▶ Material supplied:
---------------

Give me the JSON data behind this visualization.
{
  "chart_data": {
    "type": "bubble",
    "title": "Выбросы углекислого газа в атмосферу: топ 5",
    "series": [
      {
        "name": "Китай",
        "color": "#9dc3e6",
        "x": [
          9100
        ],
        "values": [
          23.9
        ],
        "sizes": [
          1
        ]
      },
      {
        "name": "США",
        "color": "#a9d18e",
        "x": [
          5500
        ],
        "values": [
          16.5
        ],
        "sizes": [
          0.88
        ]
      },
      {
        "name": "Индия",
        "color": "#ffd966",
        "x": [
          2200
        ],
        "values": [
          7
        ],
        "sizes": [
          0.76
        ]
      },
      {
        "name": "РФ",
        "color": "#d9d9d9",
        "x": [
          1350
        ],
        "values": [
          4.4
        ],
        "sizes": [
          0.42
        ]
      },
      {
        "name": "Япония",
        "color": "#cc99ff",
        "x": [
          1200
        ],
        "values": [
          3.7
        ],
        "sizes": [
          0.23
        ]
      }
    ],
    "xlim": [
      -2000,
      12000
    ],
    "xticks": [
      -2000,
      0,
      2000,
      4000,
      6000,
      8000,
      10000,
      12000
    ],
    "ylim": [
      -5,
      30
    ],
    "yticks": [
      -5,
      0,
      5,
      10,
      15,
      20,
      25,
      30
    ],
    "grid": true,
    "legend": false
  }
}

---------------

▶ Required task: Return only the number of lines in the preceding records that contain the string "name".

▶ Finished exercise: 5